WORK INSTRUCTIONS: What follows is a listing to be transcribed exactly.
◆ ◆ ◆ ◆
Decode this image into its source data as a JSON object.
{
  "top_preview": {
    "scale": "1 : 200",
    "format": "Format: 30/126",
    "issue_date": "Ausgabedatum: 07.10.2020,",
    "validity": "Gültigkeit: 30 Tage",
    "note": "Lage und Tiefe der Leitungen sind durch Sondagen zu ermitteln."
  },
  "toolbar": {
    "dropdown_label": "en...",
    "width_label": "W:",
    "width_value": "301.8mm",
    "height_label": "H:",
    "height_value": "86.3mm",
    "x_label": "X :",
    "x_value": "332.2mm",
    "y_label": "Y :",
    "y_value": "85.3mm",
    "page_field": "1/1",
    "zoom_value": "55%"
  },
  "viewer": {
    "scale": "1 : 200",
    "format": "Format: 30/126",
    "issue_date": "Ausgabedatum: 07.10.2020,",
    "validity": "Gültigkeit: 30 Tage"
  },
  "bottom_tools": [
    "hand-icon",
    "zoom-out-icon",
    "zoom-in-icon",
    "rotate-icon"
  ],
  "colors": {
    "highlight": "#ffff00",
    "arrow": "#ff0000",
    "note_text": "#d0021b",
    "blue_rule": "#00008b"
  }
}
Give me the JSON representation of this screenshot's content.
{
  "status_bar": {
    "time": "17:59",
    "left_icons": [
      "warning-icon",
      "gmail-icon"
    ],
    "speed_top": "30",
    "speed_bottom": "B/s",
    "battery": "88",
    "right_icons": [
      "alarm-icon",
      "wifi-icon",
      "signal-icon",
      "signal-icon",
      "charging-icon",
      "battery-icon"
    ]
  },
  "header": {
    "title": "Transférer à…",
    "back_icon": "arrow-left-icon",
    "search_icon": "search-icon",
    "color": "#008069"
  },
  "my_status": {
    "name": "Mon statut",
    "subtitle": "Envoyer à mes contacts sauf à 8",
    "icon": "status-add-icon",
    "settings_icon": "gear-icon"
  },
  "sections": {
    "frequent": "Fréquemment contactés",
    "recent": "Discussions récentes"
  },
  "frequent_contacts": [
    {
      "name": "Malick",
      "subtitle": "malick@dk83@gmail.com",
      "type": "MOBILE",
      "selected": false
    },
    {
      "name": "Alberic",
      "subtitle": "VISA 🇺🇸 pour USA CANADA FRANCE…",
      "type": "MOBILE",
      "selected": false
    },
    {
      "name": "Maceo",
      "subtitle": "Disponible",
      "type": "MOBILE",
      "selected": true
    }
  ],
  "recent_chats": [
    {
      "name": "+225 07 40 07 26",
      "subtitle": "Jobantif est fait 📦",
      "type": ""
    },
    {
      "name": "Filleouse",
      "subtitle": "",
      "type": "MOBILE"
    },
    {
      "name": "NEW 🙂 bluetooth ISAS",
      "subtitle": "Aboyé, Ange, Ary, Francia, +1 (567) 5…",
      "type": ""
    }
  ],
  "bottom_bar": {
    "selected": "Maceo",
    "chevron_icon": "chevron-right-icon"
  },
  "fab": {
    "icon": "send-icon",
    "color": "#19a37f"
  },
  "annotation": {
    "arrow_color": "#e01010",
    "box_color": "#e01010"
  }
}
◆ ◆ ◆ ◆
OUTPUT BELOW:
Decode this image into its source data as a JSON object.
{
  "top_preview": {
    "scale": "1 : 200",
    "format": "Format: 30/126",
    "issue_date": "Ausgabedatum: 07.10.2020,",
    "validity": "Gültigkeit: 30 Tage",
    "note": "Lage und Tiefe der Leitungen sind durch Sondagen zu ermitteln."
  },
  "toolbar": {
    "dropdown_label": "en...",
    "width_label": "W:",
    "width_value": "301.8mm",
    "height_label": "H:",
    "height_value": "86.3mm",
    "x_label": "X :",
    "x_value": "332.2mm",
    "y_label": "Y :",
    "y_value": "85.3mm",
    "page_field": "1/1",
    "zoom_value": "55%"
  },
  "viewer": {
    "scale": "1 : 200",
    "format": "Format: 30/126",
    "issue_date": "Ausgabedatum: 07.10.2020,",
    "validity": "Gültigkeit: 30 Tage"
  },
  "bottom_tools": [
    "hand-icon",
    "zoom-out-icon",
    "zoom-in-icon",
    "rotate-icon"
  ],
  "colors": {
    "highlight": "#ffff00",
    "arrow": "#ff0000",
    "note_text": "#d0021b",
    "blue_rule": "#00008b"
  }
}
Give me the JSON representation of this screenshot's content.
{
  "status_bar": {
    "time": "17:59",
    "left_icons": [
      "warning-icon",
      "gmail-icon"
    ],
    "speed_top": "30",
    "speed_bottom": "B/s",
    "battery": "88",
    "right_icons": [
      "alarm-icon",
      "wifi-icon",
      "signal-icon",
      "signal-icon",
      "charging-icon",
      "battery-icon"
    ]
  },
  "header": {
    "title": "Transférer à…",
    "back_icon": "arrow-left-icon",
    "search_icon": "search-icon",
    "color": "#008069"
  },
  "my_status": {
    "name": "Mon statut",
    "subtitle": "Envoyer à mes contacts sauf à 8",
    "icon": "status-add-icon",
    "settings_icon": "gear-icon"
  },
  "sections": {
    "frequent": "Fréquemment contactés",
    "recent": "Discussions récentes"
  },
  "frequent_contacts": [
    {
      "name": "Malick",
      "subtitle": "malick@dk83@gmail.com",
      "type": "MOBILE",
      "selected": false
    },
    {
      "name": "Alberic",
      "subtitle": "VISA 🇺🇸 pour USA CANADA FRANCE…",
      "type": "MOBILE",
      "selected": false
    },
    {
      "name": "Maceo",
      "subtitle": "Disponible",
      "type": "MOBILE",
      "selected": true
    }
  ],
  "recent_chats": [
    {
      "name": "+225 07 40 07 26",
      "subtitle": "Jobantif est fait 📦",
      "type": ""
    },
    {
      "name": "Filleouse",
      "subtitle": "",
      "type": "MOBILE"
    },
    {
      "name": "NEW 🙂 bluetooth ISAS",
      "subtitle": "Aboyé, Ange, Ary, Francia, +1 (567) 5…",
      "type": ""
    }
  ],
  "bottom_bar": {
    "selected": "Maceo",
    "chevron_icon": "chevron-right-icon"
  },
  "fab": {
    "icon": "send-icon",
    "color": "#19a37f"
  },
  "annotation": {
    "arrow_color": "#e01010",
    "box_color": "#e01010"
  }
}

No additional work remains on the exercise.